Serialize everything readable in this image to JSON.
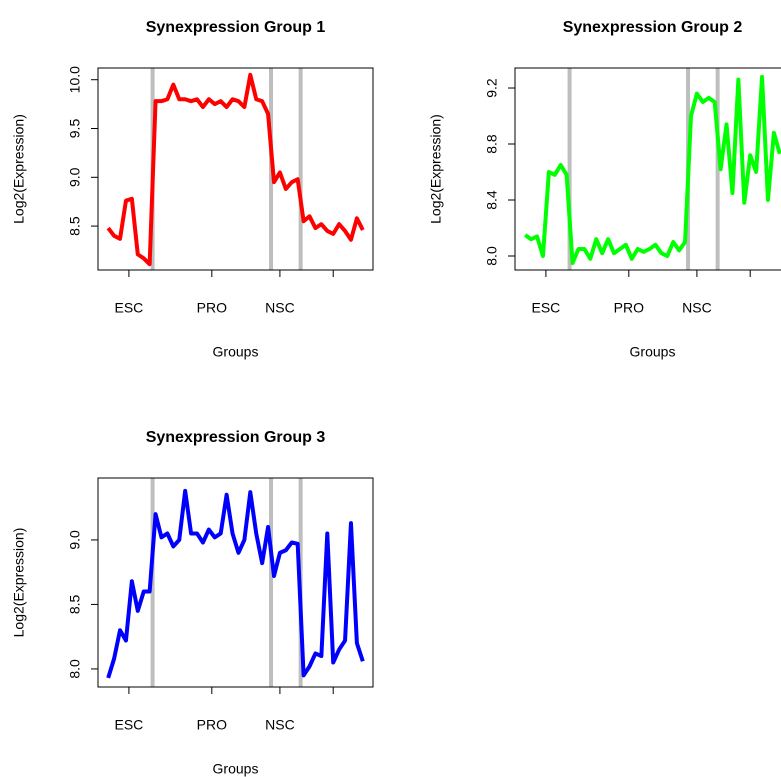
{
  "chart_data": [
    {
      "type": "line",
      "title": "Synexpression Group 1",
      "x_label": "Groups",
      "y_label": "Log2(Expression)",
      "color": "#ff0000",
      "x": [
        1,
        2,
        3,
        4,
        5,
        6,
        7,
        8,
        9,
        10,
        11,
        12,
        13,
        14,
        15,
        16,
        17,
        18,
        19,
        20,
        21,
        22,
        23,
        24,
        25,
        26,
        27,
        28,
        29,
        30,
        31,
        32,
        33,
        34,
        35,
        36,
        37,
        38,
        39,
        40,
        41,
        42,
        43,
        44
      ],
      "values": [
        8.48,
        8.4,
        8.37,
        8.76,
        8.78,
        8.21,
        8.17,
        8.11,
        9.78,
        9.78,
        9.8,
        9.95,
        9.8,
        9.8,
        9.78,
        9.8,
        9.72,
        9.8,
        9.75,
        9.78,
        9.72,
        9.8,
        9.78,
        9.72,
        10.05,
        9.8,
        9.78,
        9.65,
        8.95,
        9.05,
        8.88,
        8.95,
        8.98,
        8.55,
        8.6,
        8.48,
        8.52,
        8.45,
        8.42,
        8.52,
        8.45,
        8.36,
        8.58,
        8.46
      ],
      "xlim": [
        -0.72,
        45.72
      ],
      "ylim": [
        8.05,
        10.12
      ],
      "xticks": [
        {
          "value": 4.5,
          "label": "ESC"
        },
        {
          "value": 18.5,
          "label": "PRO"
        },
        {
          "value": 30,
          "label": "NSC"
        },
        {
          "value": 39,
          "label": null
        }
      ],
      "yticks": [
        {
          "value": 8.5,
          "label": "8.5"
        },
        {
          "value": 9,
          "label": "9.0"
        },
        {
          "value": 9.5,
          "label": "9.5"
        },
        {
          "value": 10,
          "label": "10.0"
        }
      ],
      "vlines": [
        8.5,
        28.5,
        33.5
      ],
      "vline_color": "#bebebe"
    },
    {
      "type": "line",
      "title": "Synexpression Group 2",
      "x_label": "Groups",
      "y_label": "Log2(Expression)",
      "color": "#00ff00",
      "x": [
        1,
        2,
        3,
        4,
        5,
        6,
        7,
        8,
        9,
        10,
        11,
        12,
        13,
        14,
        15,
        16,
        17,
        18,
        19,
        20,
        21,
        22,
        23,
        24,
        25,
        26,
        27,
        28,
        29,
        30,
        31,
        32,
        33,
        34,
        35,
        36,
        37,
        38,
        39,
        40,
        41,
        42,
        43,
        44
      ],
      "values": [
        8.15,
        8.12,
        8.14,
        8.0,
        8.6,
        8.58,
        8.65,
        8.58,
        7.95,
        8.05,
        8.05,
        7.98,
        8.12,
        8.02,
        8.12,
        8.02,
        8.05,
        8.08,
        7.98,
        8.05,
        8.03,
        8.05,
        8.08,
        8.02,
        8.0,
        8.1,
        8.04,
        8.1,
        9.0,
        9.16,
        9.1,
        9.13,
        9.1,
        8.62,
        8.94,
        8.45,
        9.26,
        8.38,
        8.72,
        8.6,
        9.28,
        8.4,
        8.88,
        8.73
      ],
      "xlim": [
        -0.72,
        45.72
      ],
      "ylim": [
        7.9,
        9.343
      ],
      "xticks": [
        {
          "value": 4.5,
          "label": "ESC"
        },
        {
          "value": 18.5,
          "label": "PRO"
        },
        {
          "value": 30,
          "label": "NSC"
        },
        {
          "value": 39,
          "label": null
        }
      ],
      "yticks": [
        {
          "value": 8.0,
          "label": "8.0"
        },
        {
          "value": 8.4,
          "label": "8.4"
        },
        {
          "value": 8.8,
          "label": "8.8"
        },
        {
          "value": 9.2,
          "label": "9.2"
        }
      ],
      "vlines": [
        8.5,
        28.5,
        33.5
      ],
      "vline_color": "#bebebe"
    },
    {
      "type": "line",
      "title": "Synexpression Group 3",
      "x_label": "Groups",
      "y_label": "Log2(Expression)",
      "color": "#0000ff",
      "x": [
        1,
        2,
        3,
        4,
        5,
        6,
        7,
        8,
        9,
        10,
        11,
        12,
        13,
        14,
        15,
        16,
        17,
        18,
        19,
        20,
        21,
        22,
        23,
        24,
        25,
        26,
        27,
        28,
        29,
        30,
        31,
        32,
        33,
        34,
        35,
        36,
        37,
        38,
        39,
        40,
        41,
        42,
        43,
        44
      ],
      "values": [
        7.93,
        8.08,
        8.3,
        8.22,
        8.68,
        8.45,
        8.6,
        8.6,
        9.2,
        9.02,
        9.05,
        8.95,
        9.0,
        9.38,
        9.05,
        9.05,
        8.98,
        9.08,
        9.02,
        9.05,
        9.35,
        9.05,
        8.9,
        9.0,
        9.37,
        9.05,
        8.82,
        9.1,
        8.72,
        8.9,
        8.92,
        8.98,
        8.97,
        7.95,
        8.02,
        8.12,
        8.1,
        9.05,
        8.05,
        8.15,
        8.22,
        9.13,
        8.2,
        8.06
      ],
      "xlim": [
        -0.72,
        45.72
      ],
      "ylim": [
        7.86,
        9.48
      ],
      "xticks": [
        {
          "value": 4.5,
          "label": "ESC"
        },
        {
          "value": 18.5,
          "label": "PRO"
        },
        {
          "value": 30,
          "label": "NSC"
        },
        {
          "value": 39,
          "label": null
        }
      ],
      "yticks": [
        {
          "value": 8.0,
          "label": "8.0"
        },
        {
          "value": 8.5,
          "label": "8.5"
        },
        {
          "value": 9.0,
          "label": "9.0"
        }
      ],
      "vlines": [
        8.5,
        28.5,
        33.5
      ],
      "vline_color": "#bebebe"
    }
  ]
}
##########
- Stated problem -
Your copy of the data above should match it exactly, except that pictures are left out.

- Answer -
Serialize everything readable in this image to JSON.
{
  "chart_data": [
    {
      "type": "line",
      "title": "Synexpression Group 1",
      "x_label": "Groups",
      "y_label": "Log2(Expression)",
      "color": "#ff0000",
      "x": [
        1,
        2,
        3,
        4,
        5,
        6,
        7,
        8,
        9,
        10,
        11,
        12,
        13,
        14,
        15,
        16,
        17,
        18,
        19,
        20,
        21,
        22,
        23,
        24,
        25,
        26,
        27,
        28,
        29,
        30,
        31,
        32,
        33,
        34,
        35,
        36,
        37,
        38,
        39,
        40,
        41,
        42,
        43,
        44
      ],
      "values": [
        8.48,
        8.4,
        8.37,
        8.76,
        8.78,
        8.21,
        8.17,
        8.11,
        9.78,
        9.78,
        9.8,
        9.95,
        9.8,
        9.8,
        9.78,
        9.8,
        9.72,
        9.8,
        9.75,
        9.78,
        9.72,
        9.8,
        9.78,
        9.72,
        10.05,
        9.8,
        9.78,
        9.65,
        8.95,
        9.05,
        8.88,
        8.95,
        8.98,
        8.55,
        8.6,
        8.48,
        8.52,
        8.45,
        8.42,
        8.52,
        8.45,
        8.36,
        8.58,
        8.46
      ],
      "xlim": [
        -0.72,
        45.72
      ],
      "ylim": [
        8.05,
        10.12
      ],
      "xticks": [
        {
          "value": 4.5,
          "label": "ESC"
        },
        {
          "value": 18.5,
          "label": "PRO"
        },
        {
          "value": 30,
          "label": "NSC"
        },
        {
          "value": 39,
          "label": null
        }
      ],
      "yticks": [
        {
          "value": 8.5,
          "label": "8.5"
        },
        {
          "value": 9,
          "label": "9.0"
        },
        {
          "value": 9.5,
          "label": "9.5"
        },
        {
          "value": 10,
          "label": "10.0"
        }
      ],
      "vlines": [
        8.5,
        28.5,
        33.5
      ],
      "vline_color": "#bebebe"
    },
    {
      "type": "line",
      "title": "Synexpression Group 2",
      "x_label": "Groups",
      "y_label": "Log2(Expression)",
      "color": "#00ff00",
      "x": [
        1,
        2,
        3,
        4,
        5,
        6,
        7,
        8,
        9,
        10,
        11,
        12,
        13,
        14,
        15,
        16,
        17,
        18,
        19,
        20,
        21,
        22,
        23,
        24,
        25,
        26,
        27,
        28,
        29,
        30,
        31,
        32,
        33,
        34,
        35,
        36,
        37,
        38,
        39,
        40,
        41,
        42,
        43,
        44
      ],
      "values": [
        8.15,
        8.12,
        8.14,
        8.0,
        8.6,
        8.58,
        8.65,
        8.58,
        7.95,
        8.05,
        8.05,
        7.98,
        8.12,
        8.02,
        8.12,
        8.02,
        8.05,
        8.08,
        7.98,
        8.05,
        8.03,
        8.05,
        8.08,
        8.02,
        8.0,
        8.1,
        8.04,
        8.1,
        9.0,
        9.16,
        9.1,
        9.13,
        9.1,
        8.62,
        8.94,
        8.45,
        9.26,
        8.38,
        8.72,
        8.6,
        9.28,
        8.4,
        8.88,
        8.73
      ],
      "xlim": [
        -0.72,
        45.72
      ],
      "ylim": [
        7.9,
        9.343
      ],
      "xticks": [
        {
          "value": 4.5,
          "label": "ESC"
        },
        {
          "value": 18.5,
          "label": "PRO"
        },
        {
          "value": 30,
          "label": "NSC"
        },
        {
          "value": 39,
          "label": null
        }
      ],
      "yticks": [
        {
          "value": 8.0,
          "label": "8.0"
        },
        {
          "value": 8.4,
          "label": "8.4"
        },
        {
          "value": 8.8,
          "label": "8.8"
        },
        {
          "value": 9.2,
          "label": "9.2"
        }
      ],
      "vlines": [
        8.5,
        28.5,
        33.5
      ],
      "vline_color": "#bebebe"
    },
    {
      "type": "line",
      "title": "Synexpression Group 3",
      "x_label": "Groups",
      "y_label": "Log2(Expression)",
      "color": "#0000ff",
      "x": [
        1,
        2,
        3,
        4,
        5,
        6,
        7,
        8,
        9,
        10,
        11,
        12,
        13,
        14,
        15,
        16,
        17,
        18,
        19,
        20,
        21,
        22,
        23,
        24,
        25,
        26,
        27,
        28,
        29,
        30,
        31,
        32,
        33,
        34,
        35,
        36,
        37,
        38,
        39,
        40,
        41,
        42,
        43,
        44
      ],
      "values": [
        7.93,
        8.08,
        8.3,
        8.22,
        8.68,
        8.45,
        8.6,
        8.6,
        9.2,
        9.02,
        9.05,
        8.95,
        9.0,
        9.38,
        9.05,
        9.05,
        8.98,
        9.08,
        9.02,
        9.05,
        9.35,
        9.05,
        8.9,
        9.0,
        9.37,
        9.05,
        8.82,
        9.1,
        8.72,
        8.9,
        8.92,
        8.98,
        8.97,
        7.95,
        8.02,
        8.12,
        8.1,
        9.05,
        8.05,
        8.15,
        8.22,
        9.13,
        8.2,
        8.06
      ],
      "xlim": [
        -0.72,
        45.72
      ],
      "ylim": [
        7.86,
        9.48
      ],
      "xticks": [
        {
          "value": 4.5,
          "label": "ESC"
        },
        {
          "value": 18.5,
          "label": "PRO"
        },
        {
          "value": 30,
          "label": "NSC"
        },
        {
          "value": 39,
          "label": null
        }
      ],
      "yticks": [
        {
          "value": 8.0,
          "label": "8.0"
        },
        {
          "value": 8.5,
          "label": "8.5"
        },
        {
          "value": 9.0,
          "label": "9.0"
        }
      ],
      "vlines": [
        8.5,
        28.5,
        33.5
      ],
      "vline_color": "#bebebe"
    }
  ]
}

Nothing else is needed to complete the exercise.